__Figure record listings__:

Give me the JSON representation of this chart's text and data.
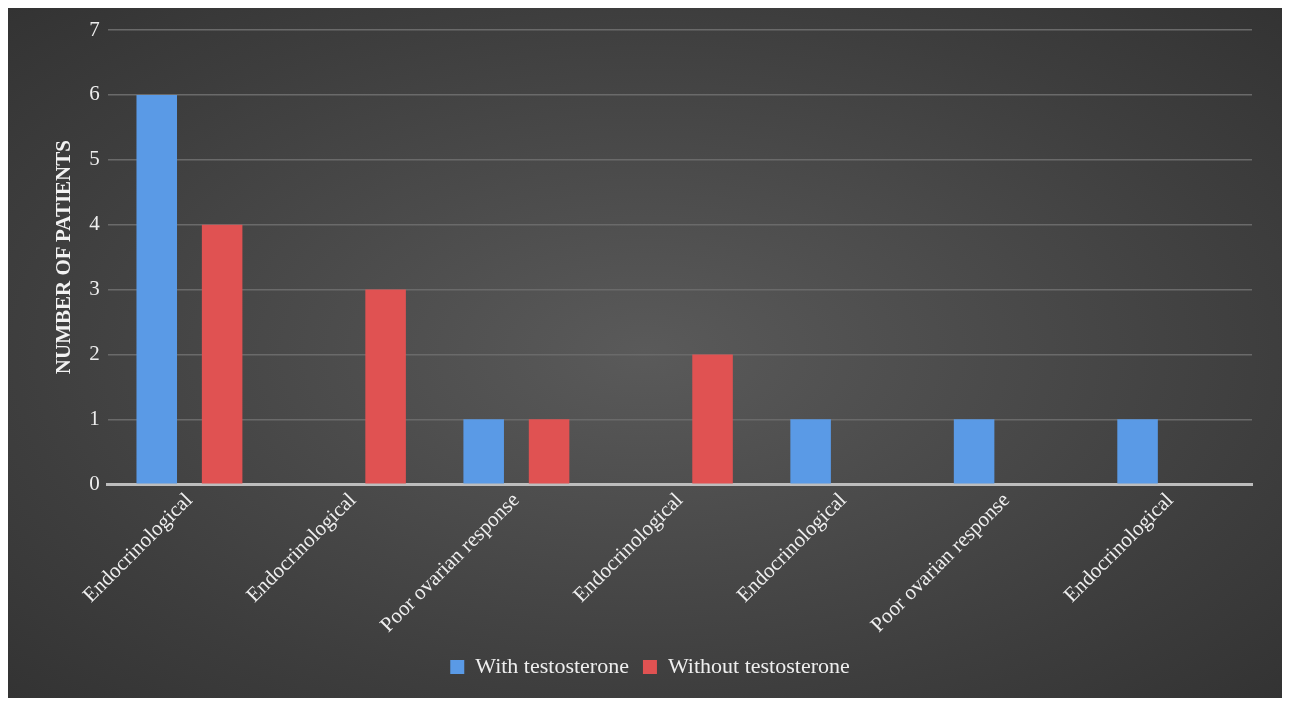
{
  "chart_data": {
    "type": "bar",
    "ylabel": "NUMBER OF PATIENTS",
    "categories": [
      "Endocrinological",
      "Endocrinological",
      "Poor ovarian response",
      "Endocrinological",
      "Endocrinological",
      "Poor ovarian response",
      "Endocrinological"
    ],
    "series": [
      {
        "name": "With testosterone",
        "color": "#5a9ae6",
        "values": [
          6,
          0,
          1,
          0,
          1,
          1,
          1
        ]
      },
      {
        "name": "Without testosterone",
        "color": "#e05252",
        "values": [
          4,
          3,
          1,
          2,
          0,
          0,
          0
        ]
      }
    ],
    "ylim": [
      0,
      7
    ],
    "yticks": [
      0,
      1,
      2,
      3,
      4,
      5,
      6,
      7
    ],
    "grid": "y",
    "legend": "bottom"
  }
}
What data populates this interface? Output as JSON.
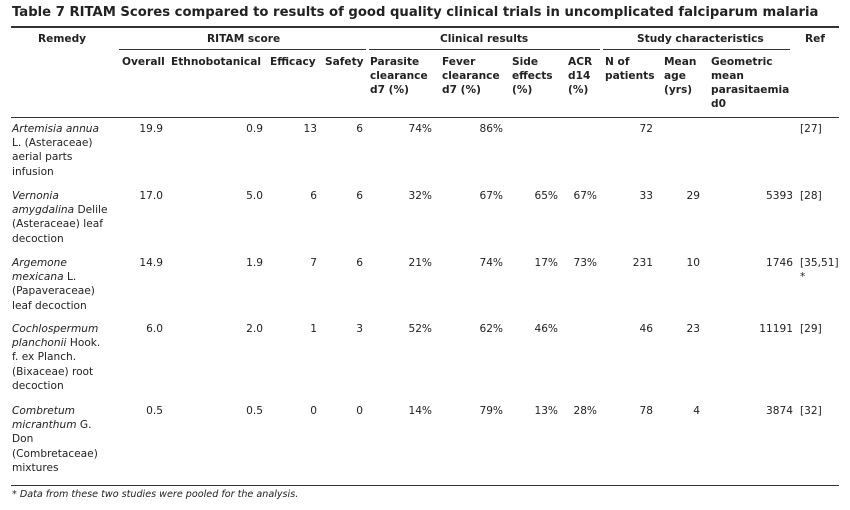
{
  "title": "Table 7 RITAM Scores compared to results of good quality clinical trials in uncomplicated falciparum malaria",
  "groups": {
    "remedy": "Remedy",
    "ritam": "RITAM score",
    "clinical": "Clinical results",
    "study": "Study characteristics",
    "ref": "Ref"
  },
  "columns": {
    "overall": "Overall",
    "ethno": "Ethnobotanical",
    "efficacy": "Efficacy",
    "safety": "Safety",
    "parasite": [
      "Parasite",
      "clearance",
      "d7 (%)"
    ],
    "fever": [
      "Fever",
      "clearance",
      "d7 (%)"
    ],
    "side": [
      "Side",
      "effects",
      "(%)"
    ],
    "acr": [
      "ACR",
      "d14",
      "(%)"
    ],
    "npat": [
      "N of",
      "patients"
    ],
    "age": [
      "Mean",
      "age",
      "(yrs)"
    ],
    "geo": [
      "Geometric",
      "mean",
      "parasitaemia",
      "d0"
    ]
  },
  "rows": [
    {
      "remedy": [
        "Artemisia annua",
        "L. (Asteraceae)",
        "aerial parts",
        "infusion"
      ],
      "overall": "19.9",
      "ethno": "0.9",
      "efficacy": "13",
      "safety": "6",
      "parasite": "74%",
      "fever": "86%",
      "side": "",
      "acr": "",
      "npat": "72",
      "age": "",
      "geo": "",
      "ref": "[27]",
      "ref2": ""
    },
    {
      "remedy": [
        "Vernonia",
        "amygdalina Delile",
        "(Asteraceae) leaf",
        "decoction"
      ],
      "overall": "17.0",
      "ethno": "5.0",
      "efficacy": "6",
      "safety": "6",
      "parasite": "32%",
      "fever": "67%",
      "side": "65%",
      "acr": "67%",
      "npat": "33",
      "age": "29",
      "geo": "5393",
      "ref": "[28]",
      "ref2": ""
    },
    {
      "remedy": [
        "Argemone",
        "mexicana L.",
        "(Papaveraceae)",
        "leaf decoction"
      ],
      "overall": "14.9",
      "ethno": "1.9",
      "efficacy": "7",
      "safety": "6",
      "parasite": "21%",
      "fever": "74%",
      "side": "17%",
      "acr": "73%",
      "npat": "231",
      "age": "10",
      "geo": "1746",
      "ref": "[35,51]",
      "ref2": "*"
    },
    {
      "remedy": [
        "Cochlospermum",
        "planchonii Hook.",
        "f. ex Planch.",
        "(Bixaceae) root",
        "decoction"
      ],
      "overall": "6.0",
      "ethno": "2.0",
      "efficacy": "1",
      "safety": "3",
      "parasite": "52%",
      "fever": "62%",
      "side": "46%",
      "acr": "",
      "npat": "46",
      "age": "23",
      "geo": "11191",
      "ref": "[29]",
      "ref2": ""
    },
    {
      "remedy": [
        "Combretum",
        "micranthum G.",
        "Don",
        "(Combretaceae)",
        "mixtures"
      ],
      "overall": "0.5",
      "ethno": "0.5",
      "efficacy": "0",
      "safety": "0",
      "parasite": "14%",
      "fever": "79%",
      "side": "13%",
      "acr": "28%",
      "npat": "78",
      "age": "4",
      "geo": "3874",
      "ref": "[32]",
      "ref2": ""
    }
  ],
  "footnote": "* Data from these two studies were pooled for the analysis."
}
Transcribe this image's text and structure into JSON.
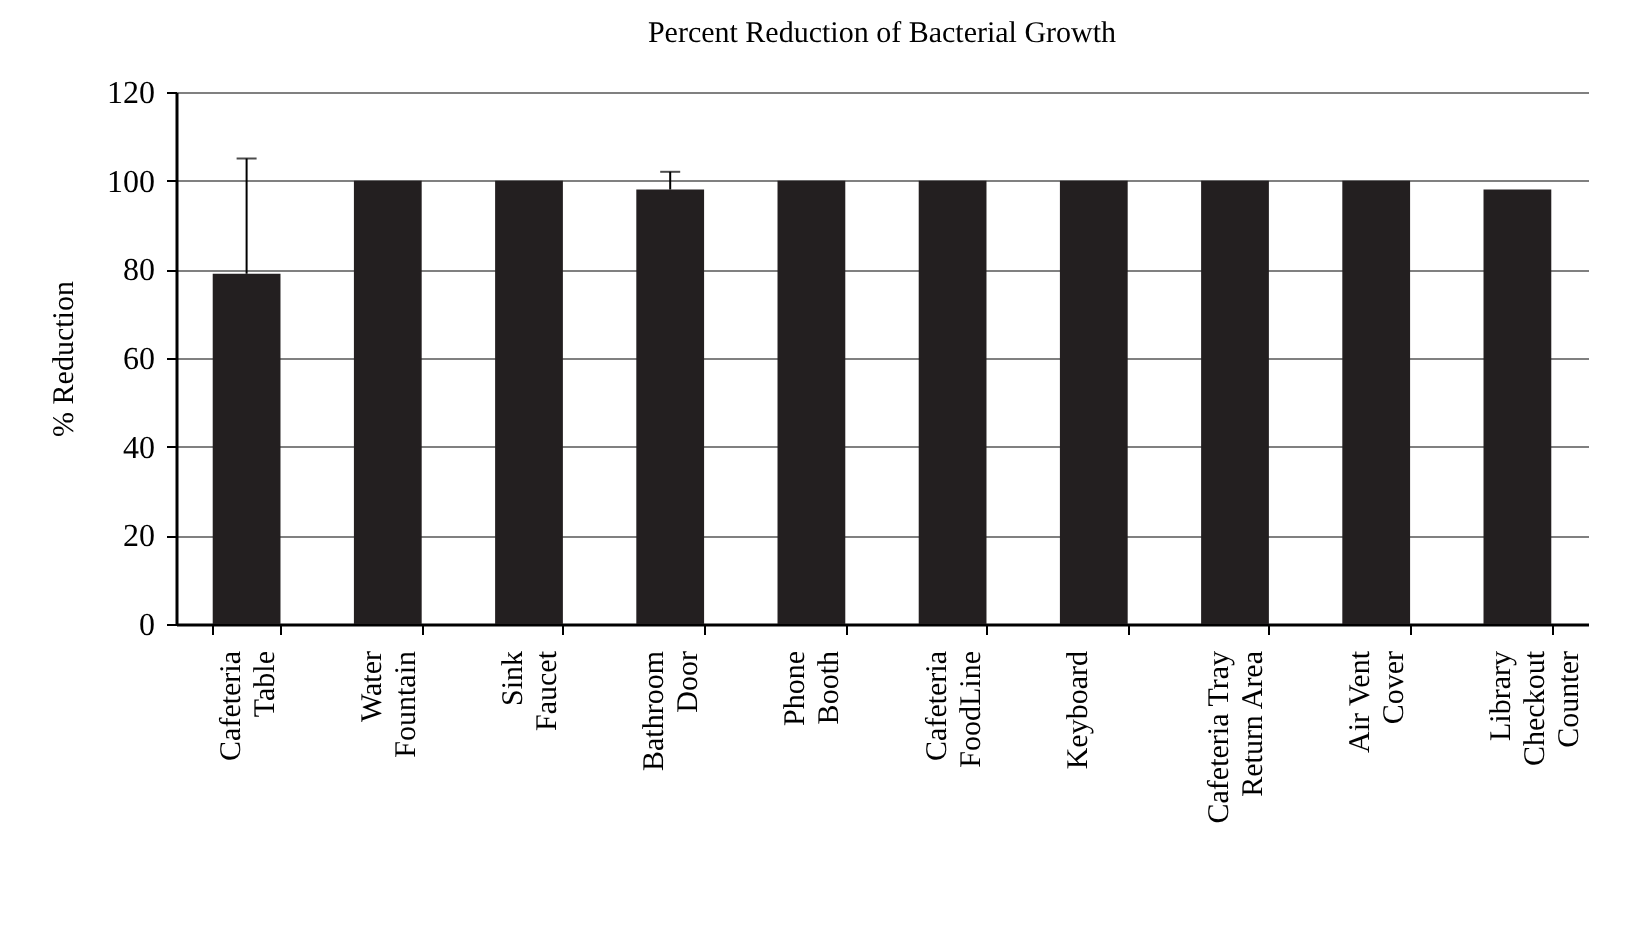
{
  "chart_data": {
    "type": "bar",
    "title": "Percent Reduction of Bacterial Growth",
    "ylabel": "% Reduction",
    "categories": [
      "Cafeteria\nTable",
      "Water\nFountain",
      "Sink\nFaucet",
      "Bathroom\nDoor",
      "Phone\nBooth",
      "Cafeteria\nFoodLine",
      "Keyboard",
      "Cafeteria Tray\nReturn Area",
      "Air Vent\nCover",
      "Library\nCheckout\nCounter"
    ],
    "values": [
      79,
      100,
      100,
      98,
      100,
      100,
      100,
      100,
      100,
      98
    ],
    "errors": [
      [
        79,
        105
      ],
      null,
      null,
      [
        98,
        102
      ],
      null,
      null,
      null,
      null,
      null,
      null
    ],
    "color": "#231f20",
    "ylim": [
      0,
      120
    ],
    "yticks": [
      0,
      20,
      40,
      60,
      80,
      100,
      120
    ],
    "grid": "y"
  }
}
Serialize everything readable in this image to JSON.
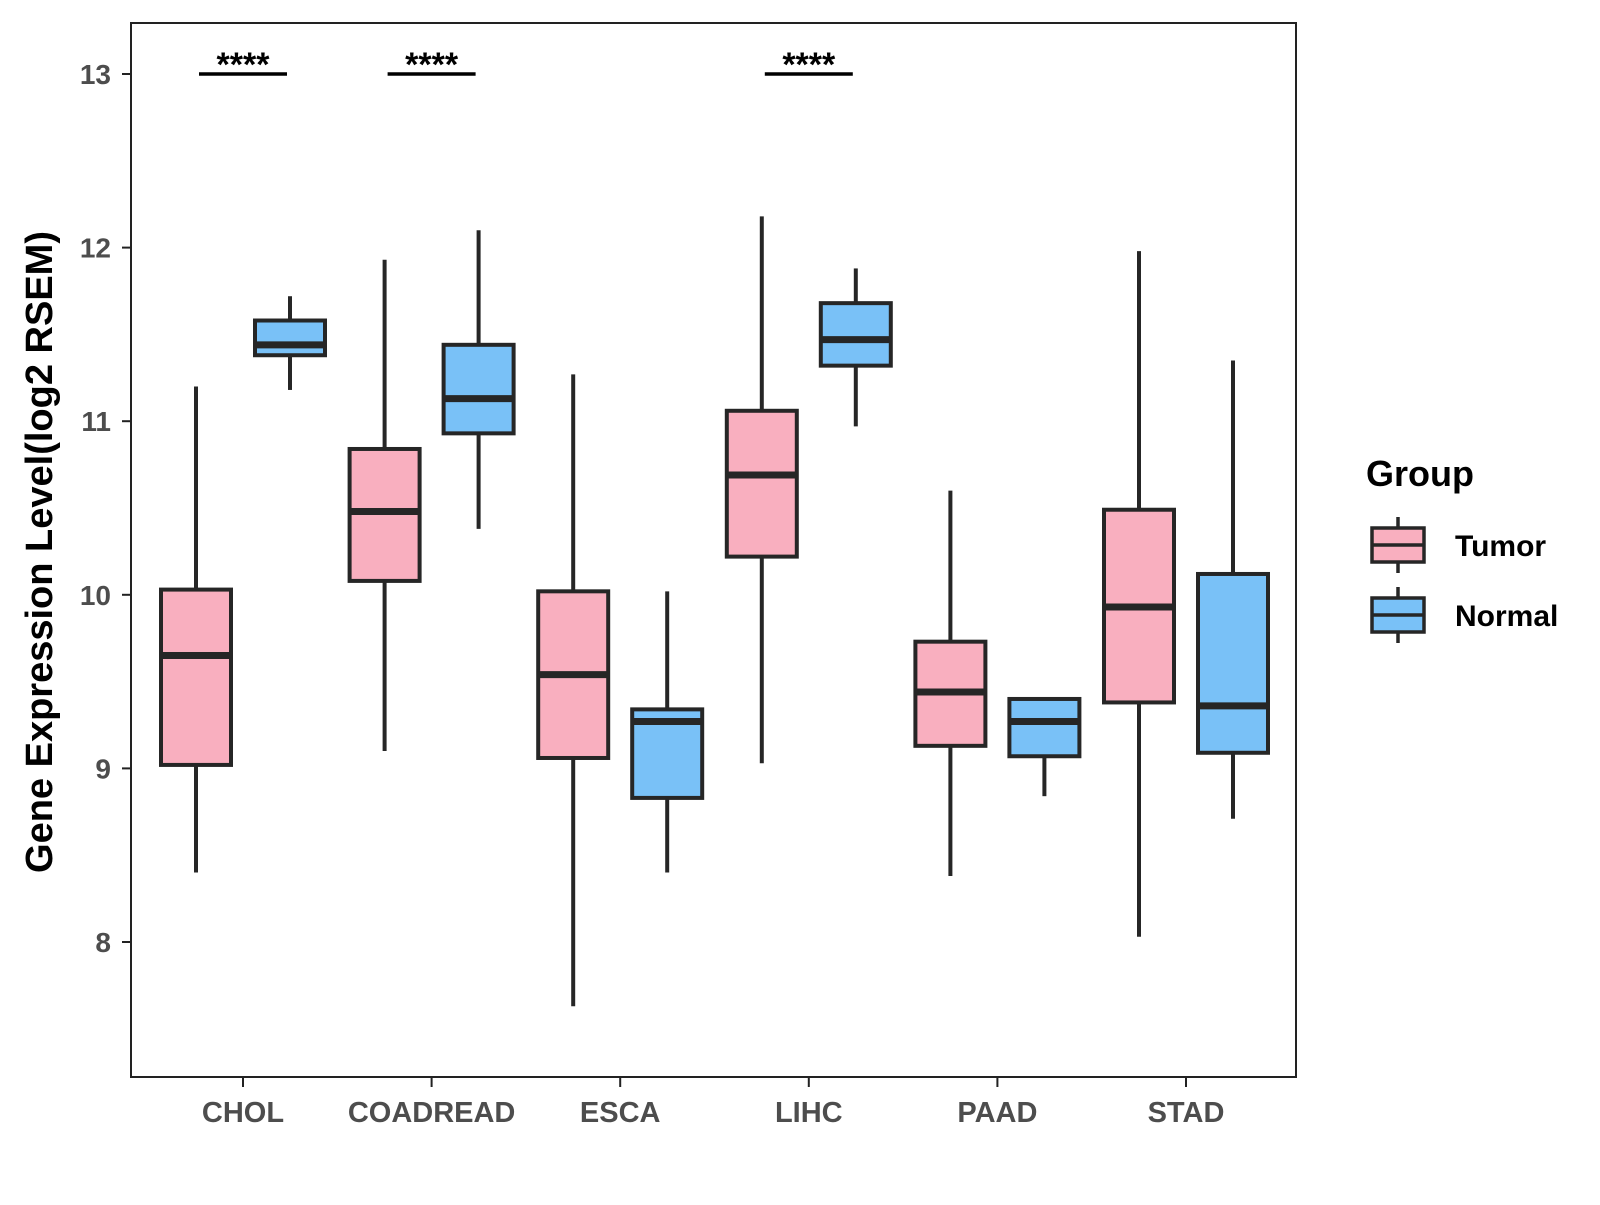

__What to work on__: Word for word, return all the entries and skip their pictures.

__Answer for this exercise__:
Give me the JSON representation of this chart's text and data.
{
  "chart_data": {
    "type": "bar",
    "ylabel": "NUMBER OF PATIENTS",
    "categories": [
      "Endocrinological",
      "Endocrinological",
      "Poor ovarian response",
      "Endocrinological",
      "Endocrinological",
      "Poor ovarian response",
      "Endocrinological"
    ],
    "series": [
      {
        "name": "With testosterone",
        "color": "#5a9ae6",
        "values": [
          6,
          0,
          1,
          0,
          1,
          1,
          1
        ]
      },
      {
        "name": "Without testosterone",
        "color": "#e05252",
        "values": [
          4,
          3,
          1,
          2,
          0,
          0,
          0
        ]
      }
    ],
    "ylim": [
      0,
      7
    ],
    "yticks": [
      0,
      1,
      2,
      3,
      4,
      5,
      6,
      7
    ],
    "grid": "y",
    "legend": "bottom"
  }
}
What data populates this interface? Output as JSON.
{
  "title": "Table 7 RITAM Scores compared to results of good quality clinical trials in uncomplicated falciparum malaria",
  "groups": {
    "remedy": "Remedy",
    "ritam": "RITAM score",
    "clinical": "Clinical results",
    "study": "Study characteristics",
    "ref": "Ref"
  },
  "columns": {
    "overall": "Overall",
    "ethno": "Ethnobotanical",
    "efficacy": "Efficacy",
    "safety": "Safety",
    "parasite": [
      "Parasite",
      "clearance",
      "d7 (%)"
    ],
    "fever": [
      "Fever",
      "clearance",
      "d7 (%)"
    ],
    "side": [
      "Side",
      "effects",
      "(%)"
    ],
    "acr": [
      "ACR",
      "d14",
      "(%)"
    ],
    "npat": [
      "N of",
      "patients"
    ],
    "age": [
      "Mean",
      "age",
      "(yrs)"
    ],
    "geo": [
      "Geometric",
      "mean",
      "parasitaemia",
      "d0"
    ]
  },
  "rows": [
    {
      "remedy": [
        "Artemisia annua",
        "L. (Asteraceae)",
        "aerial parts",
        "infusion"
      ],
      "overall": "19.9",
      "ethno": "0.9",
      "efficacy": "13",
      "safety": "6",
      "parasite": "74%",
      "fever": "86%",
      "side": "",
      "acr": "",
      "npat": "72",
      "age": "",
      "geo": "",
      "ref": "[27]",
      "ref2": ""
    },
    {
      "remedy": [
        "Vernonia",
        "amygdalina Delile",
        "(Asteraceae) leaf",
        "decoction"
      ],
      "overall": "17.0",
      "ethno": "5.0",
      "efficacy": "6",
      "safety": "6",
      "parasite": "32%",
      "fever": "67%",
      "side": "65%",
      "acr": "67%",
      "npat": "33",
      "age": "29",
      "geo": "5393",
      "ref": "[28]",
      "ref2": ""
    },
    {
      "remedy": [
        "Argemone",
        "mexicana L.",
        "(Papaveraceae)",
        "leaf decoction"
      ],
      "overall": "14.9",
      "ethno": "1.9",
      "efficacy": "7",
      "safety": "6",
      "parasite": "21%",
      "fever": "74%",
      "side": "17%",
      "acr": "73%",
      "npat": "231",
      "age": "10",
      "geo": "1746",
      "ref": "[35,51]",
      "ref2": "*"
    },
    {
      "remedy": [
        "Cochlospermum",
        "planchonii Hook.",
        "f. ex Planch.",
        "(Bixaceae) root",
        "decoction"
      ],
      "overall": "6.0",
      "ethno": "2.0",
      "efficacy": "1",
      "safety": "3",
      "parasite": "52%",
      "fever": "62%",
      "side": "46%",
      "acr": "",
      "npat": "46",
      "age": "23",
      "geo": "11191",
      "ref": "[29]",
      "ref2": ""
    },
    {
      "remedy": [
        "Combretum",
        "micranthum G.",
        "Don",
        "(Combretaceae)",
        "mixtures"
      ],
      "overall": "0.5",
      "ethno": "0.5",
      "efficacy": "0",
      "safety": "0",
      "parasite": "14%",
      "fever": "79%",
      "side": "13%",
      "acr": "28%",
      "npat": "78",
      "age": "4",
      "geo": "3874",
      "ref": "[32]",
      "ref2": ""
    }
  ],
  "footnote": "* Data from these two studies were pooled for the analysis."
}
Transcribe this image's text and structure into JSON.
{
  "chart_data": {
    "type": "bar",
    "title": "Percent Reduction of Bacterial Growth",
    "ylabel": "% Reduction",
    "categories": [
      "Cafeteria\nTable",
      "Water\nFountain",
      "Sink\nFaucet",
      "Bathroom\nDoor",
      "Phone\nBooth",
      "Cafeteria\nFoodLine",
      "Keyboard",
      "Cafeteria Tray\nReturn Area",
      "Air Vent\nCover",
      "Library\nCheckout\nCounter"
    ],
    "values": [
      79,
      100,
      100,
      98,
      100,
      100,
      100,
      100,
      100,
      98
    ],
    "errors": [
      [
        79,
        105
      ],
      null,
      null,
      [
        98,
        102
      ],
      null,
      null,
      null,
      null,
      null,
      null
    ],
    "color": "#231f20",
    "ylim": [
      0,
      120
    ],
    "yticks": [
      0,
      20,
      40,
      60,
      80,
      100,
      120
    ],
    "grid": "y"
  }
}
Serialize everything readable in this image to JSON.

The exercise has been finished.